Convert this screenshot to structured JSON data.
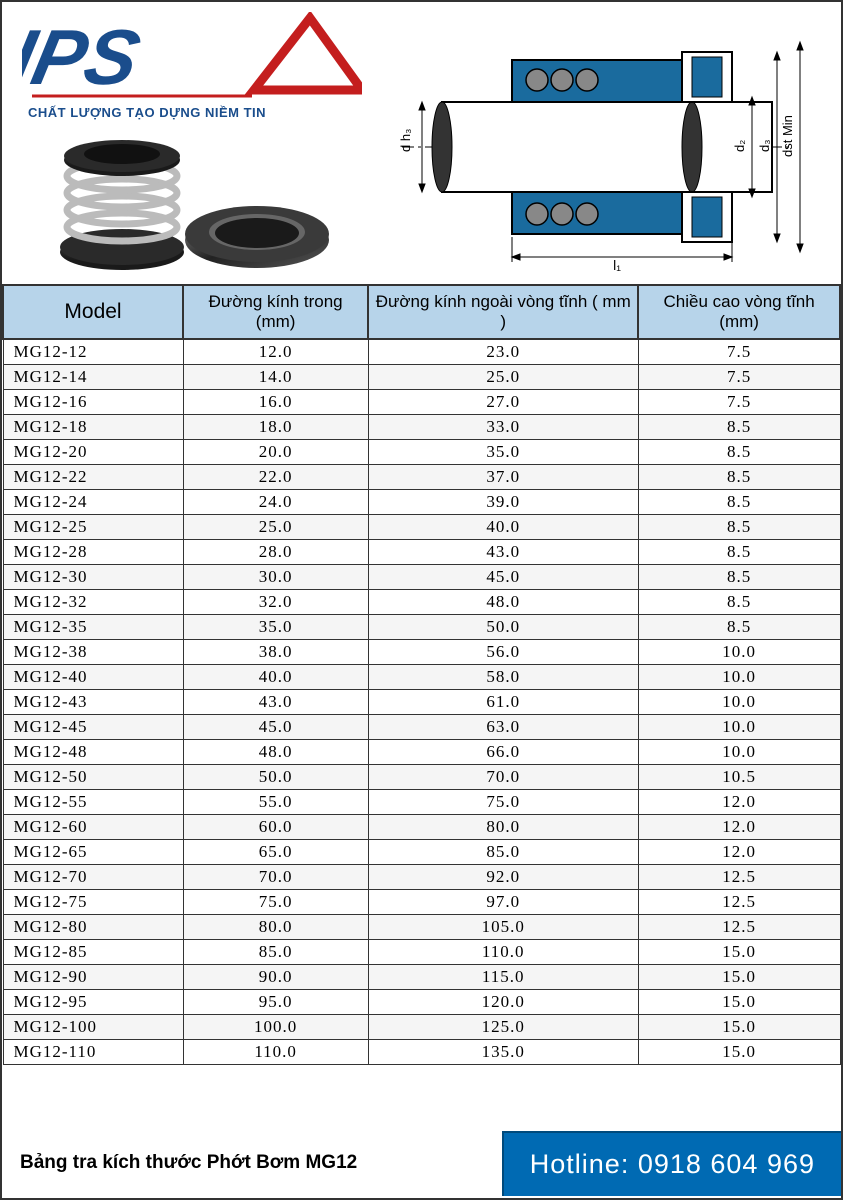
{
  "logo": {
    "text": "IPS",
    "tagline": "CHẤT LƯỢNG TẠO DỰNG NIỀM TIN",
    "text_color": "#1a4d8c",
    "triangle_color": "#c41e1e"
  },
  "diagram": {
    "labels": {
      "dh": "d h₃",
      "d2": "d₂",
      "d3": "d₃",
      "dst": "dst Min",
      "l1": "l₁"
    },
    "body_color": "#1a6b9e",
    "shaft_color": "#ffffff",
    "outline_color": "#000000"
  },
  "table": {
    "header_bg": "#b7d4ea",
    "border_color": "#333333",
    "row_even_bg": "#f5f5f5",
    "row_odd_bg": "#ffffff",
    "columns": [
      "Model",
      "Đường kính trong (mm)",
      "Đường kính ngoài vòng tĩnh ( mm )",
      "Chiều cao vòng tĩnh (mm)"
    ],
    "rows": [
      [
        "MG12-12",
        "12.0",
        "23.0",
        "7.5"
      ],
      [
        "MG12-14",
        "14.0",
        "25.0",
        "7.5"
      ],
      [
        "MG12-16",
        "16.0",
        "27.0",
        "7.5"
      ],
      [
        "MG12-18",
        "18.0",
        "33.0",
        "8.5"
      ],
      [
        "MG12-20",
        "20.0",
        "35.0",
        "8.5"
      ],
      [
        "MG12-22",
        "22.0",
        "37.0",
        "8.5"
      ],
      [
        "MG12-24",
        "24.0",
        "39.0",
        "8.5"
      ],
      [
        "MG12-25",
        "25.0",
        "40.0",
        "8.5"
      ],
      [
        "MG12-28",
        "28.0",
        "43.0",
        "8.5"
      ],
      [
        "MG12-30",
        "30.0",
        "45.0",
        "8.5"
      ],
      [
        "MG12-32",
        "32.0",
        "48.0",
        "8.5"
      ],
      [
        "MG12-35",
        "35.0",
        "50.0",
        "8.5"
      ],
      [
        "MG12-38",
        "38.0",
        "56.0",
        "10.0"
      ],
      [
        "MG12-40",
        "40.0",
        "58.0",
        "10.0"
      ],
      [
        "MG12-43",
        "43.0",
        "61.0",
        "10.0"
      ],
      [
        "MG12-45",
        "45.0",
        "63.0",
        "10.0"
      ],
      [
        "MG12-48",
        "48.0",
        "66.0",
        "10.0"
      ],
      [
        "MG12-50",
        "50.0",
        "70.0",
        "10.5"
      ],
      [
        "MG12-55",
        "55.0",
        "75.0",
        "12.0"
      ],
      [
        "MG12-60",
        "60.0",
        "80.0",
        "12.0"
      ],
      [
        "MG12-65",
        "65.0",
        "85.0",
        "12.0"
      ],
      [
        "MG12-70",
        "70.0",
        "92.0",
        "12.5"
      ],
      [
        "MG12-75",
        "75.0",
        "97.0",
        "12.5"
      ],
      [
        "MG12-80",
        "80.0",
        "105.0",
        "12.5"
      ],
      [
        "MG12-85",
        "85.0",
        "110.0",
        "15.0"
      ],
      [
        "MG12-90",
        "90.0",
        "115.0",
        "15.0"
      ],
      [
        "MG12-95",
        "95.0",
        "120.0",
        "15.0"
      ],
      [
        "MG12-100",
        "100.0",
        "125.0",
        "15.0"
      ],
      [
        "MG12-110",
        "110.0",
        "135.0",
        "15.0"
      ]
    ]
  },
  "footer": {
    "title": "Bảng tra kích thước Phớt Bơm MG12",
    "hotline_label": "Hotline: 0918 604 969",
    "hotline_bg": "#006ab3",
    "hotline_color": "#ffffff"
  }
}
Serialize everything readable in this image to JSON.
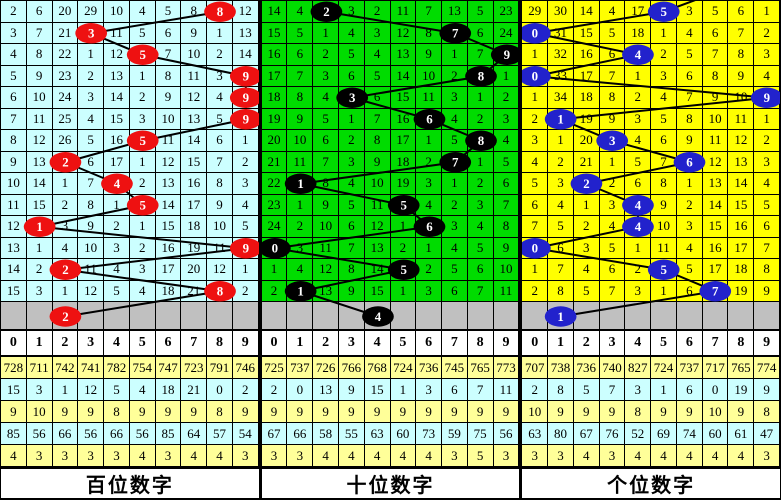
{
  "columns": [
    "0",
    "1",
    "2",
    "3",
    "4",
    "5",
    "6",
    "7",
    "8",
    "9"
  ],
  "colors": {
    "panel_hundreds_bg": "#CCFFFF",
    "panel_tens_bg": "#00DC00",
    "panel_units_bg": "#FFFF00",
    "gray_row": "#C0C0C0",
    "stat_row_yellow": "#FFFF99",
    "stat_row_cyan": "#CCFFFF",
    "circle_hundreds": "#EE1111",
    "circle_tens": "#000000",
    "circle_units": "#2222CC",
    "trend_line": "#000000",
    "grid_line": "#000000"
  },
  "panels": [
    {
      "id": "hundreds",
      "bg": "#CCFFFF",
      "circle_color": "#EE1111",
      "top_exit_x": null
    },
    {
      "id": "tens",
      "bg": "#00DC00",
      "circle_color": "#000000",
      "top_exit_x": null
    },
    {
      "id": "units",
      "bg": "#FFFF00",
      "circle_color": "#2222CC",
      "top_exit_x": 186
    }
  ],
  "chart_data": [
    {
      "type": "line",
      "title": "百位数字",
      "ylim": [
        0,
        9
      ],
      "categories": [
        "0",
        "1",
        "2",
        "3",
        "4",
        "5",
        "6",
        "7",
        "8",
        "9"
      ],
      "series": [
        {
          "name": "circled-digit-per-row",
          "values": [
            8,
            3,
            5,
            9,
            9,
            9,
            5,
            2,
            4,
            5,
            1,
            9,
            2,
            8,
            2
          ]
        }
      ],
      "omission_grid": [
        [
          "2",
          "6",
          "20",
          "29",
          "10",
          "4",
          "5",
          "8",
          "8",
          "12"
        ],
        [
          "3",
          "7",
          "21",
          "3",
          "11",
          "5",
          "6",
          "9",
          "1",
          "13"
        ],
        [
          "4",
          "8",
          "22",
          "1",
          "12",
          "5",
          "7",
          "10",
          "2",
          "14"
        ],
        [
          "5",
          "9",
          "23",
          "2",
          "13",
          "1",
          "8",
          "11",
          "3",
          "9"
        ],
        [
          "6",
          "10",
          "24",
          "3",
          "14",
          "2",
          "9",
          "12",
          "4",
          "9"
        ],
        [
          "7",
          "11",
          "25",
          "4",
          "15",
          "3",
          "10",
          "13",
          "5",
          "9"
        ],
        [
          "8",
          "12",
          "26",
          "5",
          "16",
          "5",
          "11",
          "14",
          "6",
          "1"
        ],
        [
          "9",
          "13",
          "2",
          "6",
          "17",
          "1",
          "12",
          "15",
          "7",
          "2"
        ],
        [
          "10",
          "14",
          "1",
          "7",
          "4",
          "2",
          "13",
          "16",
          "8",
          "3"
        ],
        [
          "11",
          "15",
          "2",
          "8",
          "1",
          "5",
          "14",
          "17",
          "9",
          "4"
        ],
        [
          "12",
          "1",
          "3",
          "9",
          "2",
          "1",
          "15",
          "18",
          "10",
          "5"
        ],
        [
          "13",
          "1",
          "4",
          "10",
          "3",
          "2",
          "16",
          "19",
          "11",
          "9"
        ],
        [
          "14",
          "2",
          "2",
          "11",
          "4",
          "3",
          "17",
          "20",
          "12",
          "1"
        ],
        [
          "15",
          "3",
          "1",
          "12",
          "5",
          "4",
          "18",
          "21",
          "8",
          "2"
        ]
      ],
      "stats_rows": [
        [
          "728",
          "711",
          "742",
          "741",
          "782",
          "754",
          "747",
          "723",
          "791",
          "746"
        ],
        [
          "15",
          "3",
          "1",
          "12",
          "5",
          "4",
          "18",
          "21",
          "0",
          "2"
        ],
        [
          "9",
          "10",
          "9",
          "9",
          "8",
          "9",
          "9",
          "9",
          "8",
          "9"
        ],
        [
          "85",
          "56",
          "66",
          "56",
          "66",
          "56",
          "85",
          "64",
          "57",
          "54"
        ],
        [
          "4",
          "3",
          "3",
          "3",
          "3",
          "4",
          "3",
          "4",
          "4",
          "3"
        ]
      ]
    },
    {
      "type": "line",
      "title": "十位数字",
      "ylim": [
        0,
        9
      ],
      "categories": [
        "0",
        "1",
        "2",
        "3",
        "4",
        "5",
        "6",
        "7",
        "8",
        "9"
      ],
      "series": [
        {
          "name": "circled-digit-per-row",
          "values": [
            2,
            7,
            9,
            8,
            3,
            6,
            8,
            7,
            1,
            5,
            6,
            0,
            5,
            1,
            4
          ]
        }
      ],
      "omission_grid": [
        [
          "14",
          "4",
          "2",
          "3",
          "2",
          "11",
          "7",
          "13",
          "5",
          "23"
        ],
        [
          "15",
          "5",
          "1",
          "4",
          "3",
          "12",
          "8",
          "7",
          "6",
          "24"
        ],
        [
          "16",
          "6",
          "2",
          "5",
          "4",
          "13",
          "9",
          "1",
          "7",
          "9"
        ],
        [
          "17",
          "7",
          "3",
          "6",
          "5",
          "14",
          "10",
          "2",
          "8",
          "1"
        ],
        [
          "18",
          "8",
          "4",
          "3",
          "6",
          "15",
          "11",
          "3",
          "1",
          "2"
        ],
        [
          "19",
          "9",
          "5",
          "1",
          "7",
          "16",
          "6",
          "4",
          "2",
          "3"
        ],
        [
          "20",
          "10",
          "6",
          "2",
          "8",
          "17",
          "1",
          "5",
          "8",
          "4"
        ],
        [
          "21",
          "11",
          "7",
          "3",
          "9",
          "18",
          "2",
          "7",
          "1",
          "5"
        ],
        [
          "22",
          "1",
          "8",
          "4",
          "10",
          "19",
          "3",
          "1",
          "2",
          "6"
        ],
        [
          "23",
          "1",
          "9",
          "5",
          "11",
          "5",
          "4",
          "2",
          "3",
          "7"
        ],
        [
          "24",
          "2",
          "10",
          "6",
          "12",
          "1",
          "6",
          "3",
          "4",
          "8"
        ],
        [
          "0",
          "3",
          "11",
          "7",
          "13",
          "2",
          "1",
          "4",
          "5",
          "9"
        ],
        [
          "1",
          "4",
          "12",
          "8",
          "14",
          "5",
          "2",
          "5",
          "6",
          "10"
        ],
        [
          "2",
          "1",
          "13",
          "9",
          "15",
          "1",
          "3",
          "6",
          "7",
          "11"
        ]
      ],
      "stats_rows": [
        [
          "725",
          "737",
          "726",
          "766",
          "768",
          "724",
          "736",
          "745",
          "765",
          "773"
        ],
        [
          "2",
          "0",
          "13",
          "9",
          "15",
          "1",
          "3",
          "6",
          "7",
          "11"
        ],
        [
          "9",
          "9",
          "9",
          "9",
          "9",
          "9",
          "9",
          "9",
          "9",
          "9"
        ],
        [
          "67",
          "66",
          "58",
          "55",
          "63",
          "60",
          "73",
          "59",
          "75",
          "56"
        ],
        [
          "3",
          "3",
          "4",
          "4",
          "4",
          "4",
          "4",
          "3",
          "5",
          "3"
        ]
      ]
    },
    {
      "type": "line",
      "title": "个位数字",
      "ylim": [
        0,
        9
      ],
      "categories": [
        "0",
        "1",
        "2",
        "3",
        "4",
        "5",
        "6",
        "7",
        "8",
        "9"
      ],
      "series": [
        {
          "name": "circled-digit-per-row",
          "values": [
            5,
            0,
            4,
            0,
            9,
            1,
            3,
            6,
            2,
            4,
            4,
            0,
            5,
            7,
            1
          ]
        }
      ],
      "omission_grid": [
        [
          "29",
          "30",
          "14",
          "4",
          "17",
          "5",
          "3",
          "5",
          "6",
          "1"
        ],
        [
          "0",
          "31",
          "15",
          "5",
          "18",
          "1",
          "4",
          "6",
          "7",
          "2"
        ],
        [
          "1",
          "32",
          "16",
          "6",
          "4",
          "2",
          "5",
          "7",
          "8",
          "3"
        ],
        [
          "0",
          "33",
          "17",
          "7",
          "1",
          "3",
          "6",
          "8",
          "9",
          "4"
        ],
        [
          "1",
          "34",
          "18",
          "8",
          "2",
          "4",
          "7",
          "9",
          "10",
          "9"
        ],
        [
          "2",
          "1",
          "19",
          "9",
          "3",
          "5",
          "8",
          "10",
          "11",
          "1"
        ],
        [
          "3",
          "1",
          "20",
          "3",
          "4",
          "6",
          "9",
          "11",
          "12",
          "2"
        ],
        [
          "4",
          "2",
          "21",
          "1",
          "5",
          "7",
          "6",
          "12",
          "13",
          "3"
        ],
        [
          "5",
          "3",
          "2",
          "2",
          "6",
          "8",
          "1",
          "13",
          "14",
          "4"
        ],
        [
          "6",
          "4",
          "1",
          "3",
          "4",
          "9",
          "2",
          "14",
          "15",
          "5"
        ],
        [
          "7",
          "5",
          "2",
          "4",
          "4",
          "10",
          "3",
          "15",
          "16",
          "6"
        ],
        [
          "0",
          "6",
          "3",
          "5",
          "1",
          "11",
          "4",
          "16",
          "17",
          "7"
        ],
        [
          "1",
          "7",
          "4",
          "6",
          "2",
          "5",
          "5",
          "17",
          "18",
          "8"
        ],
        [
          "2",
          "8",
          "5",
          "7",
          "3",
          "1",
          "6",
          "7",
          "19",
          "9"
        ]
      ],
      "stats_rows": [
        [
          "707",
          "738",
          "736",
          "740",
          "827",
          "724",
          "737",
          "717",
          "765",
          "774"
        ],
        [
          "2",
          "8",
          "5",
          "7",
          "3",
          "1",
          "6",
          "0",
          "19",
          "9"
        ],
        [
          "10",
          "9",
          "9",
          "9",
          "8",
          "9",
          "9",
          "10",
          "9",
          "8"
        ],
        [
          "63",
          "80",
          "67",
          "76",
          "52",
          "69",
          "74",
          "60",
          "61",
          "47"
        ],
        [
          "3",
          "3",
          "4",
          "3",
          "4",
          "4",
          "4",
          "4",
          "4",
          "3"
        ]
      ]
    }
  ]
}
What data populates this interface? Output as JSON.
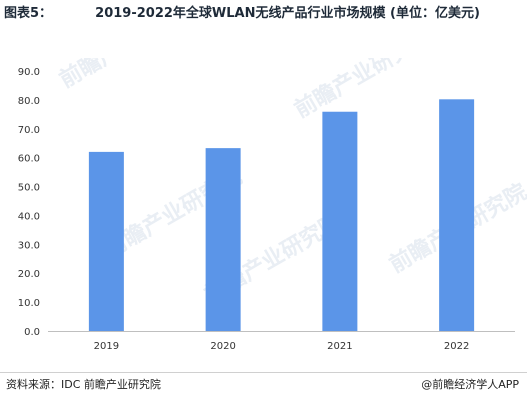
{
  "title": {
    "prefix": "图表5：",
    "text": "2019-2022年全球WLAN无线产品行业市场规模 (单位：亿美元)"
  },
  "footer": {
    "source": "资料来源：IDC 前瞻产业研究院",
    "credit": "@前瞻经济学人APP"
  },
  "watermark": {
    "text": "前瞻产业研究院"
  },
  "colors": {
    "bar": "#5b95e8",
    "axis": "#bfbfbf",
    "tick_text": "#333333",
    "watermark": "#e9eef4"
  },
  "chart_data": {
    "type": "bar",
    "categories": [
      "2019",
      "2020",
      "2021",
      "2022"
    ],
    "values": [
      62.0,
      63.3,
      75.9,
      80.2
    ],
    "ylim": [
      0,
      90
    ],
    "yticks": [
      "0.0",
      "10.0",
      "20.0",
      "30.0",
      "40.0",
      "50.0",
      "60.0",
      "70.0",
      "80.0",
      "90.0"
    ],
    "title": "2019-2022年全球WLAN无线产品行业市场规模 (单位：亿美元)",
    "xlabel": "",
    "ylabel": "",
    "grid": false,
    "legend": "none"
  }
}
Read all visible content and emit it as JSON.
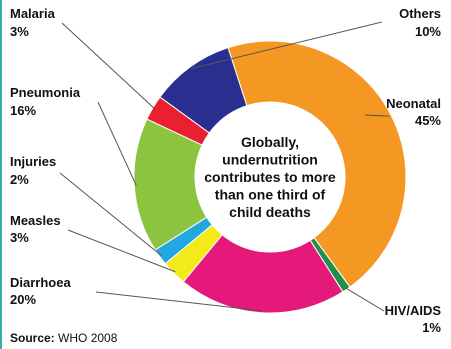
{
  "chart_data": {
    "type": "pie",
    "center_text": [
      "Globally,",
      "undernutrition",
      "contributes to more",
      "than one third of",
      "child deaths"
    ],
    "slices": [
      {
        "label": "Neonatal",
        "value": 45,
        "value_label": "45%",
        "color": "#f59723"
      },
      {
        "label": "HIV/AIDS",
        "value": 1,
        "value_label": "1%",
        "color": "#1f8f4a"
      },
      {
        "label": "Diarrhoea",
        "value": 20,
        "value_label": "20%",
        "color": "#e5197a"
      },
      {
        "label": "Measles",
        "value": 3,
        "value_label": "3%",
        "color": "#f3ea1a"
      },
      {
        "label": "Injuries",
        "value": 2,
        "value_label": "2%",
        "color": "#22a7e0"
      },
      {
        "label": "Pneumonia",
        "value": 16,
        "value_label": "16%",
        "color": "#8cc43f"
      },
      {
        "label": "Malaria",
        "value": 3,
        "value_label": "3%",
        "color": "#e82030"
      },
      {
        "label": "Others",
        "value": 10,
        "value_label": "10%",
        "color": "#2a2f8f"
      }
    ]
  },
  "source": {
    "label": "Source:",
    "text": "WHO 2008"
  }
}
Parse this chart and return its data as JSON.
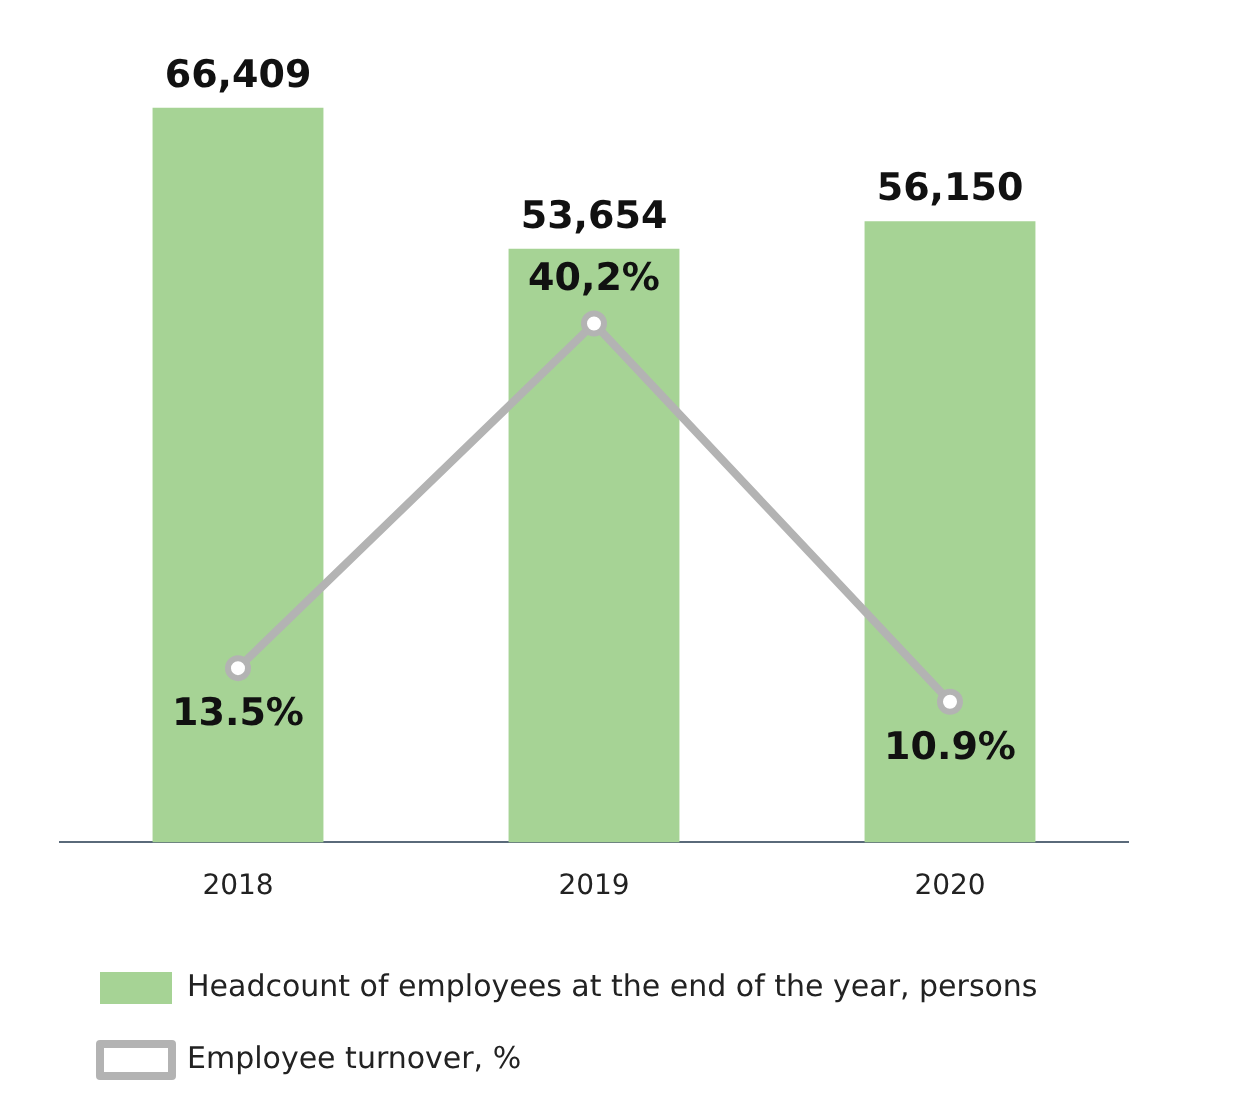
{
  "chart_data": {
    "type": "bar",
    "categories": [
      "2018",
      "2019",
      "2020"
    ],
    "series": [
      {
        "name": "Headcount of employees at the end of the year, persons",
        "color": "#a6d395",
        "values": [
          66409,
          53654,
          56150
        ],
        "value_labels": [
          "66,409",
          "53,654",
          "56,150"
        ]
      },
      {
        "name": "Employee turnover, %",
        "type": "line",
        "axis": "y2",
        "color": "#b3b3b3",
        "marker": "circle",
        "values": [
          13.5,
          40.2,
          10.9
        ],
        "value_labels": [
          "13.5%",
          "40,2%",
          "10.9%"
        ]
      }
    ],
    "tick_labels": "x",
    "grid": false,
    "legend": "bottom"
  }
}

===============

Instructions to follow: Find all lines holding the string "ffffff" and copy them.

Result of the task:
    "shaft_color": "#ffffff",
    "row_odd_bg": "#ffffff",
    "hotline_color": "#ffffff"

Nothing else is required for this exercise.